(Task prompt)
Whenever the string "GTPase" turns up in a line of the data below, copy that line.

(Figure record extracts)
►

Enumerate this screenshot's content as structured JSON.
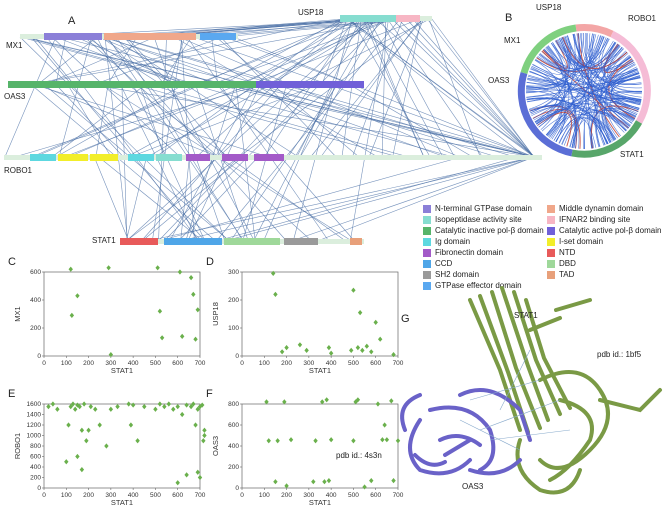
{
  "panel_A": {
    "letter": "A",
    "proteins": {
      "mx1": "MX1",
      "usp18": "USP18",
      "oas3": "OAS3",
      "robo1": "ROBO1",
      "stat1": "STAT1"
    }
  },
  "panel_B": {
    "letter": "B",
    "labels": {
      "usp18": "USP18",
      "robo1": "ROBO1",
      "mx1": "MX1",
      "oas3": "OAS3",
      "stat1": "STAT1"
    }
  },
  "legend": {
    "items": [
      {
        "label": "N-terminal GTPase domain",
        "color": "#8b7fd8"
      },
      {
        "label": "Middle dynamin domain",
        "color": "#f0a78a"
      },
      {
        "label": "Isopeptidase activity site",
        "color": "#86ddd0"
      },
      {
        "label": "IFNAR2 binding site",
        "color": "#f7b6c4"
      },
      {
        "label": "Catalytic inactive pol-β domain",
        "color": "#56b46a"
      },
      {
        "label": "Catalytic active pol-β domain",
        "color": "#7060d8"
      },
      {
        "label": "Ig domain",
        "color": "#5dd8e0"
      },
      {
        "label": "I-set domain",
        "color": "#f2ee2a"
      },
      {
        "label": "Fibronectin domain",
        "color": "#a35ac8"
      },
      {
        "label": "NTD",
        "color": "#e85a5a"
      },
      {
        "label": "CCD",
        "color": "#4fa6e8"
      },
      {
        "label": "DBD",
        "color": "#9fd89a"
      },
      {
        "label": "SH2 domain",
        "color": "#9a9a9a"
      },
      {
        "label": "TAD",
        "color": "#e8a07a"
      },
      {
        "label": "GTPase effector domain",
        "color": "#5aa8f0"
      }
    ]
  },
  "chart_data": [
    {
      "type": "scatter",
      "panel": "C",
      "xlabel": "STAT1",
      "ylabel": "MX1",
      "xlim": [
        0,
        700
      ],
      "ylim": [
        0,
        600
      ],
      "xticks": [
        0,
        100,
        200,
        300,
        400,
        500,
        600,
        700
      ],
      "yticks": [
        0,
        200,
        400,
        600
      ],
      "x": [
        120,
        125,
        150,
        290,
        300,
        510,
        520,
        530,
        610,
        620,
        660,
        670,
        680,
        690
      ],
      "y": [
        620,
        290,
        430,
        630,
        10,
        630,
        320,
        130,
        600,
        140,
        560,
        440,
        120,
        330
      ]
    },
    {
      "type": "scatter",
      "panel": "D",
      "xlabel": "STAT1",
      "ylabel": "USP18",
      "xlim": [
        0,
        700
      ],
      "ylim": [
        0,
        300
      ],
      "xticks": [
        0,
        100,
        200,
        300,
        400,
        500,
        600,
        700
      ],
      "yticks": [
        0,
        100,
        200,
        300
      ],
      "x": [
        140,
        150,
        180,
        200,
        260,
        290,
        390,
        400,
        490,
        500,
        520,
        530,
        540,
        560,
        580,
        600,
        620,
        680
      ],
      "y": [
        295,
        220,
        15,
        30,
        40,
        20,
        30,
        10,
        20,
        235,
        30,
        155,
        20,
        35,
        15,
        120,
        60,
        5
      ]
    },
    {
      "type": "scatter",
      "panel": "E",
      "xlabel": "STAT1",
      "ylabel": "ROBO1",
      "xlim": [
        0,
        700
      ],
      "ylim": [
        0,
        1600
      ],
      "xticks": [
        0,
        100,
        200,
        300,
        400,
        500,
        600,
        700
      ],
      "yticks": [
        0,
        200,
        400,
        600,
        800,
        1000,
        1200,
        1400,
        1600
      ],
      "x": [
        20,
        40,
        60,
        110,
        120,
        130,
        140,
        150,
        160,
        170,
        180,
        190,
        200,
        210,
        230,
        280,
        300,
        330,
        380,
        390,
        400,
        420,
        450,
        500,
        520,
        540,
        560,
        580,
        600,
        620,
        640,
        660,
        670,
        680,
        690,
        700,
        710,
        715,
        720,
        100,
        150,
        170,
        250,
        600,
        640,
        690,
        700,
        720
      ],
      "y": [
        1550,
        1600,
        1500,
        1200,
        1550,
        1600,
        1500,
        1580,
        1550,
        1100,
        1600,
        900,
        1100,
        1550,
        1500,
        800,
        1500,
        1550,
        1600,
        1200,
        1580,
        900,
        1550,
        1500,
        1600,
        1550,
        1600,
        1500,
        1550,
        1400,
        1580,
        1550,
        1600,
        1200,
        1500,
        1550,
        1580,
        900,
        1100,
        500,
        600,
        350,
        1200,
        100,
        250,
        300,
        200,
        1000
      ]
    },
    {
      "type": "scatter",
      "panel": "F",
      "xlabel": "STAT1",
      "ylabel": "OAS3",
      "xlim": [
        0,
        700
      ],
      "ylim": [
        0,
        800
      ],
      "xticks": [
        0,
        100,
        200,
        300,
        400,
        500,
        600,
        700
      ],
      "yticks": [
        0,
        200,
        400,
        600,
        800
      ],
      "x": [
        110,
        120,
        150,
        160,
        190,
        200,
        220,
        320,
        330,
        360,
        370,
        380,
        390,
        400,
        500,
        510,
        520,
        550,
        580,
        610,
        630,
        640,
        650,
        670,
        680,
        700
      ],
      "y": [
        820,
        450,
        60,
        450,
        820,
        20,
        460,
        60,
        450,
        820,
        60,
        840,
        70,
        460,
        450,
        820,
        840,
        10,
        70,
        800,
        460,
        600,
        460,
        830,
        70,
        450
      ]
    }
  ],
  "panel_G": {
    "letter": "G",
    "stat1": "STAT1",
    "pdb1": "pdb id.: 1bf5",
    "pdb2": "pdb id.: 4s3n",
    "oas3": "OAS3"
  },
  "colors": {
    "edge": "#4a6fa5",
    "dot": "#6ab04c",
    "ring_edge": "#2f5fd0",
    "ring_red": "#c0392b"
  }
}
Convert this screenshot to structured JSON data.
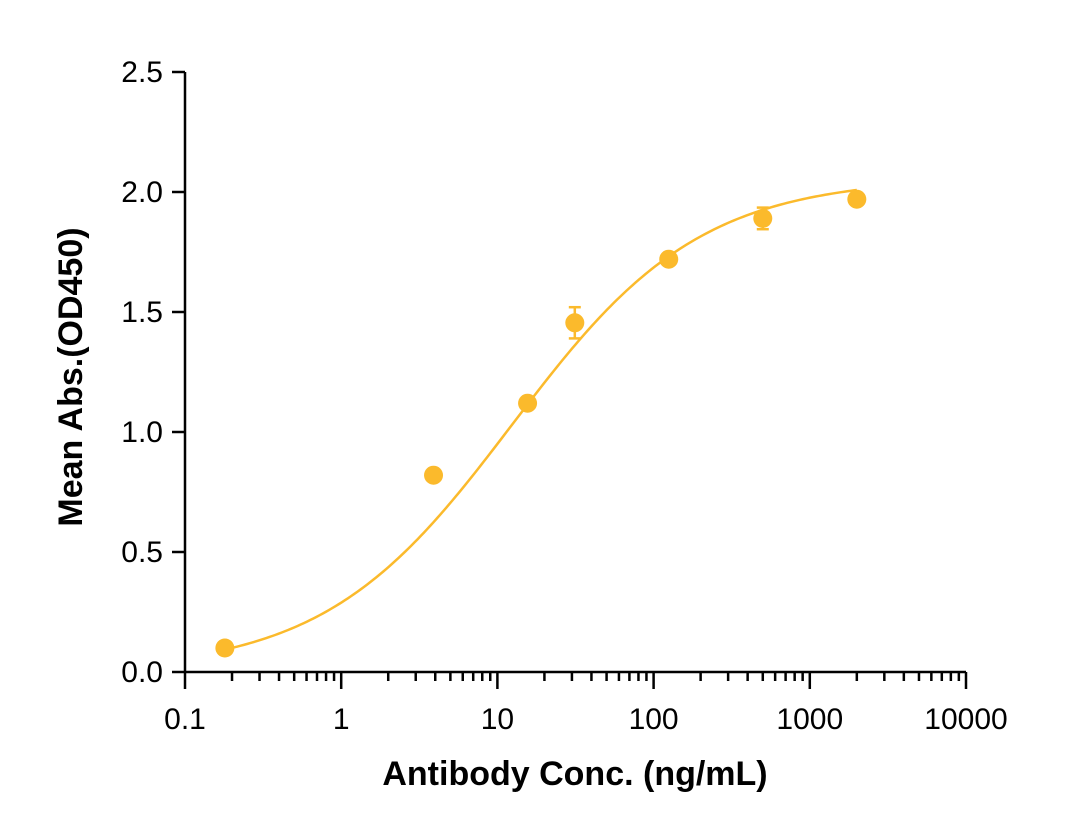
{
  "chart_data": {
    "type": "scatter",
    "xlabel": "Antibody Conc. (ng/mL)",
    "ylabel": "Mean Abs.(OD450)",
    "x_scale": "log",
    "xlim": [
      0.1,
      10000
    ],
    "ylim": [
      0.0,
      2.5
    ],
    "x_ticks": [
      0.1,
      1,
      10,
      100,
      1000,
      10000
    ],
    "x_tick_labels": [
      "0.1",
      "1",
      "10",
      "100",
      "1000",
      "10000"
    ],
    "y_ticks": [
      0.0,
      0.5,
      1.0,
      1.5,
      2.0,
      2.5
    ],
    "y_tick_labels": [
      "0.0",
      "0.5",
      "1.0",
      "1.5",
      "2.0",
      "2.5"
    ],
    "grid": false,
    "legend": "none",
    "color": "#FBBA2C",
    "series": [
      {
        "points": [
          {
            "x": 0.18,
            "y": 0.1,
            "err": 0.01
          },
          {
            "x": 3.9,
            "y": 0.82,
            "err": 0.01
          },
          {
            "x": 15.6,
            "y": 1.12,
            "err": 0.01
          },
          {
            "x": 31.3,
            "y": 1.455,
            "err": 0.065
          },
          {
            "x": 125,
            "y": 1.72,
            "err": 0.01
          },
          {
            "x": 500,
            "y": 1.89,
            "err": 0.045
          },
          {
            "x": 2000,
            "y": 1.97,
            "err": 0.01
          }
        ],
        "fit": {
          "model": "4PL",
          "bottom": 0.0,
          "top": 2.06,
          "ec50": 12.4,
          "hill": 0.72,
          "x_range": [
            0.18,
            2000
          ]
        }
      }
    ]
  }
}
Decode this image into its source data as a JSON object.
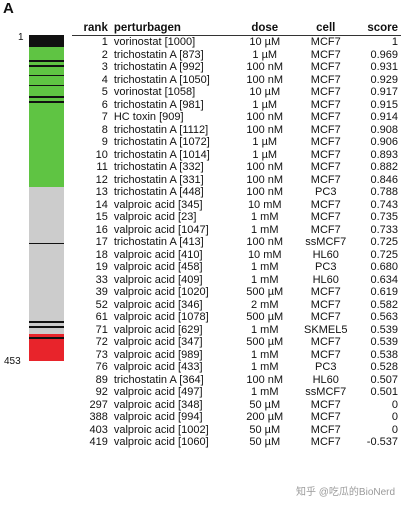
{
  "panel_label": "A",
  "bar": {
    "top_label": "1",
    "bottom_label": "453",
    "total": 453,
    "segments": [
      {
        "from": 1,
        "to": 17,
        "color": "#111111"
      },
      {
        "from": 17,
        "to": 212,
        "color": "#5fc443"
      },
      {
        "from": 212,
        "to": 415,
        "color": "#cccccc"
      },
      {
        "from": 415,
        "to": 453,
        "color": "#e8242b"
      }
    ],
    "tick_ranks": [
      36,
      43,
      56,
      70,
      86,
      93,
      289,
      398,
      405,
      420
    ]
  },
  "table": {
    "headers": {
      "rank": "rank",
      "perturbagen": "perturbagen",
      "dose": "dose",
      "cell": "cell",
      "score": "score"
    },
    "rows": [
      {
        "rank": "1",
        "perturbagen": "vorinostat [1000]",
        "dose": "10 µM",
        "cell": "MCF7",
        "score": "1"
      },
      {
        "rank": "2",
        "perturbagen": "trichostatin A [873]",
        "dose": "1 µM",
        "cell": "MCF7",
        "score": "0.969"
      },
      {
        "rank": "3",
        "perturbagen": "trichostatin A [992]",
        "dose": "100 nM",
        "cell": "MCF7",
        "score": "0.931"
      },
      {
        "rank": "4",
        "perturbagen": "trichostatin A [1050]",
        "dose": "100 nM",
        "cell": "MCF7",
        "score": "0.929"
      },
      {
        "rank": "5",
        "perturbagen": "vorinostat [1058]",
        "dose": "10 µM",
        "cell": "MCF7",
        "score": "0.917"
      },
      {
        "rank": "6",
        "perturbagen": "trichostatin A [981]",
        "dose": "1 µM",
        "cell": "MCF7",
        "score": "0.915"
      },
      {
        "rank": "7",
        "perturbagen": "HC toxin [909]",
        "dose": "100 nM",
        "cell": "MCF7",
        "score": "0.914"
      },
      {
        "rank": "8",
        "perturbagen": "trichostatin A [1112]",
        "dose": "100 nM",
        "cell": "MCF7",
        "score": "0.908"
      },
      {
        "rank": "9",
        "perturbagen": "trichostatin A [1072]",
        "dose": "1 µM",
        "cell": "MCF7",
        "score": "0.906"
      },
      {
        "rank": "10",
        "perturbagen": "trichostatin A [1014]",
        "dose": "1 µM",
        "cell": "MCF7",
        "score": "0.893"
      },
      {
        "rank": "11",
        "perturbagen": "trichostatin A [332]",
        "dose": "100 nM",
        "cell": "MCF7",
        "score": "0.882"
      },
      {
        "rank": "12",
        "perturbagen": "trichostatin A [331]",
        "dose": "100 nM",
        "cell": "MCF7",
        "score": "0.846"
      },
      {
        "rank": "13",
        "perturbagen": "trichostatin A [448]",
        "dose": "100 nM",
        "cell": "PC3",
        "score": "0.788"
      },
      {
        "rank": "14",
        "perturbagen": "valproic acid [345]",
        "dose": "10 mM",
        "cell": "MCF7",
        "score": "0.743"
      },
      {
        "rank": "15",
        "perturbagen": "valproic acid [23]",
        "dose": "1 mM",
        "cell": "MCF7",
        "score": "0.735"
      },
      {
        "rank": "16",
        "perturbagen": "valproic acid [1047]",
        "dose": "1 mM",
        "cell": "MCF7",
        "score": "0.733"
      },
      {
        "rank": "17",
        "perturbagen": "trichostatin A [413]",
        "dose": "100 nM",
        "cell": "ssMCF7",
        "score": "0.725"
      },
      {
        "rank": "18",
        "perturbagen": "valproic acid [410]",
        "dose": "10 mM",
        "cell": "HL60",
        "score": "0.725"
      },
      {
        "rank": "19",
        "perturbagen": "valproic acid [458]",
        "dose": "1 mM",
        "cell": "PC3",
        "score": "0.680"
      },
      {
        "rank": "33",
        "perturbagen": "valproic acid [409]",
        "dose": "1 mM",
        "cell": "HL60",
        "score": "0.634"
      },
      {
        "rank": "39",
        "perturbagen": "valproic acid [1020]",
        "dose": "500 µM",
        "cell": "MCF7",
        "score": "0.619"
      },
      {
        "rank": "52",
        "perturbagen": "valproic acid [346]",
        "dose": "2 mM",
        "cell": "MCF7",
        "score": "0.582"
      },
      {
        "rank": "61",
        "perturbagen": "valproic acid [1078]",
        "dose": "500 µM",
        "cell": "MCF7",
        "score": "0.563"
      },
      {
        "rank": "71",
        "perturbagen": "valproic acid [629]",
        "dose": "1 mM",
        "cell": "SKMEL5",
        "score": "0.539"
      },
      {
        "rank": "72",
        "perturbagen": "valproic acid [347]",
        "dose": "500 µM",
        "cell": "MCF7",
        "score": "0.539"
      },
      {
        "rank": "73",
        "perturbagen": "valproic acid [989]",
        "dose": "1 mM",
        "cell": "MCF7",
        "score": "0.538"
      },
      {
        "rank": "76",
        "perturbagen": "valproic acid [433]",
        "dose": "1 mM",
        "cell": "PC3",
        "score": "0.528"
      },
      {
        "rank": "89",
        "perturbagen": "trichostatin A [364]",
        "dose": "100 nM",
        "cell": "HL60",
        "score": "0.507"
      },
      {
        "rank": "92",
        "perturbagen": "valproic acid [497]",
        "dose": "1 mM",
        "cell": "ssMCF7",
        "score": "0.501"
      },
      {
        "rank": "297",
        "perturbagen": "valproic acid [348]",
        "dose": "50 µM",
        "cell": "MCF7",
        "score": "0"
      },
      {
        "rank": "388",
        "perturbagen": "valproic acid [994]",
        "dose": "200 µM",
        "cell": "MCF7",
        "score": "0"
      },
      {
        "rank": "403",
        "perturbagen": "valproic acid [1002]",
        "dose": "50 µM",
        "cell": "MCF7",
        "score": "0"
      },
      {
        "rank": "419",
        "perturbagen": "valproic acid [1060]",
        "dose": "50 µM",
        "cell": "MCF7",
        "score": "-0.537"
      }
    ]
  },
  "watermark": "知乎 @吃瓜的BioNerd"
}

◄

(Task output)
        "label": "N-terminal GTPase domain",
        "label": "GTPase effector domain",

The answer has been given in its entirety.